▸ Goal
Can you write out all of the material below, word for word?

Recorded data
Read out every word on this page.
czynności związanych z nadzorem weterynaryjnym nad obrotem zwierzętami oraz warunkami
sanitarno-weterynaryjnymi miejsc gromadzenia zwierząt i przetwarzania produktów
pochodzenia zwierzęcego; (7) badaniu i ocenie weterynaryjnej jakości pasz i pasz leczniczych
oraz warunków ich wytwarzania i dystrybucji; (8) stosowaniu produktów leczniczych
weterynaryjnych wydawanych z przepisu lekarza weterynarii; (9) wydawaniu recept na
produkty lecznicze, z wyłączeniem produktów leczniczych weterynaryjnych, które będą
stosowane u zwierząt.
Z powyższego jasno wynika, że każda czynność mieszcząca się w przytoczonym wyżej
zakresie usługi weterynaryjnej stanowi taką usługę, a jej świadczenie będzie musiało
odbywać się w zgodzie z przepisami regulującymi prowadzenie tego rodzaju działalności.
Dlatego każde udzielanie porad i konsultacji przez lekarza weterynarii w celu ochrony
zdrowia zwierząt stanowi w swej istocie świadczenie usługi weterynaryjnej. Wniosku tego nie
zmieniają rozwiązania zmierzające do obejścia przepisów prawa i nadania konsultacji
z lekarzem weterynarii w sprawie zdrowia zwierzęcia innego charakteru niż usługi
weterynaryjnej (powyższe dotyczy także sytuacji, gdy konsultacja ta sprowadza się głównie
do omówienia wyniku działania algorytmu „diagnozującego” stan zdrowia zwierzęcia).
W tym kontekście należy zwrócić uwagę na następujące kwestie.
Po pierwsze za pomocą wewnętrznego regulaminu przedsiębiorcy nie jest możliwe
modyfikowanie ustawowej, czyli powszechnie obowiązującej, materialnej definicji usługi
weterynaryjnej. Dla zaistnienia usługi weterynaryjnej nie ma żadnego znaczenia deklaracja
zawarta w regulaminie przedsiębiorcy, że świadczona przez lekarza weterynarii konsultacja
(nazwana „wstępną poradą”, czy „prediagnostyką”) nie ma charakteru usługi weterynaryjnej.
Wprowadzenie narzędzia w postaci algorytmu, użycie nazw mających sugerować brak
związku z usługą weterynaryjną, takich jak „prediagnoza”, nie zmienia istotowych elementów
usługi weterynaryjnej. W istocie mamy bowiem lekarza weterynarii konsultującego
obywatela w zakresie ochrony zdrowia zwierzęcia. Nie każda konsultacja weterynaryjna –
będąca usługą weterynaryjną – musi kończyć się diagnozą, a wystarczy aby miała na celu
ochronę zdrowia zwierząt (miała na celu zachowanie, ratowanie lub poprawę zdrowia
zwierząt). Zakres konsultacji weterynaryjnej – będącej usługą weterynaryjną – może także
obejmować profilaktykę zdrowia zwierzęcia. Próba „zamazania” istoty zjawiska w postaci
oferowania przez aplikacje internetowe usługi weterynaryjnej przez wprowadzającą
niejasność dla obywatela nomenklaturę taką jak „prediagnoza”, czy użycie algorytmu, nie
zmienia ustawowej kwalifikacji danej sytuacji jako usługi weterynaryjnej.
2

▸ Task answer
Read out every word on this page.
czynności związanych z nadzorem weterynaryjnym nad obrotem zwierzętami oraz warunkami
sanitarno-weterynaryjnymi miejsc gromadzenia zwierząt i przetwarzania produktów
pochodzenia zwierzęcego; (7) badaniu i ocenie weterynaryjnej jakości pasz i pasz leczniczych
oraz warunków ich wytwarzania i dystrybucji; (8) stosowaniu produktów leczniczych
weterynaryjnych wydawanych z przepisu lekarza weterynarii; (9) wydawaniu recept na
produkty lecznicze, z wyłączeniem produktów leczniczych weterynaryjnych, które będą
stosowane u zwierząt.
Z powyższego jasno wynika, że każda czynność mieszcząca się w przytoczonym wyżej
zakresie usługi weterynaryjnej stanowi taką usługę, a jej świadczenie będzie musiało
odbywać się w zgodzie z przepisami regulującymi prowadzenie tego rodzaju działalności.
Dlatego każde udzielanie porad i konsultacji przez lekarza weterynarii w celu ochrony
zdrowia zwierząt stanowi w swej istocie świadczenie usługi weterynaryjnej. Wniosku tego nie
zmieniają rozwiązania zmierzające do obejścia przepisów prawa i nadania konsultacji
z lekarzem weterynarii w sprawie zdrowia zwierzęcia innego charakteru niż usługi
weterynaryjnej (powyższe dotyczy także sytuacji, gdy konsultacja ta sprowadza się głównie
do omówienia wyniku działania algorytmu „diagnozującego” stan zdrowia zwierzęcia).
W tym kontekście należy zwrócić uwagę na następujące kwestie.
Po pierwsze za pomocą wewnętrznego regulaminu przedsiębiorcy nie jest możliwe
modyfikowanie ustawowej, czyli powszechnie obowiązującej, materialnej definicji usługi
weterynaryjnej. Dla zaistnienia usługi weterynaryjnej nie ma żadnego znaczenia deklaracja
zawarta w regulaminie przedsiębiorcy, że świadczona przez lekarza weterynarii konsultacja
(nazwana „wstępną poradą”, czy „prediagnostyką”) nie ma charakteru usługi weterynaryjnej.
Wprowadzenie narzędzia w postaci algorytmu, użycie nazw mających sugerować brak
związku z usługą weterynaryjną, takich jak „prediagnoza”, nie zmienia istotowych elementów
usługi weterynaryjnej. W istocie mamy bowiem lekarza weterynarii konsultującego
obywatela w zakresie ochrony zdrowia zwierzęcia. Nie każda konsultacja weterynaryjna –
będąca usługą weterynaryjną – musi kończyć się diagnozą, a wystarczy aby miała na celu
ochronę zdrowia zwierząt (miała na celu zachowanie, ratowanie lub poprawę zdrowia
zwierząt). Zakres konsultacji weterynaryjnej – będącej usługą weterynaryjną – może także
obejmować profilaktykę zdrowia zwierzęcia. Próba „zamazania” istoty zjawiska w postaci
oferowania przez aplikacje internetowe usługi weterynaryjnej przez wprowadzającą
niejasność dla obywatela nomenklaturę taką jak „prediagnoza”, czy użycie algorytmu, nie
zmienia ustawowej kwalifikacji danej sytuacji jako usługi weterynaryjnej.
2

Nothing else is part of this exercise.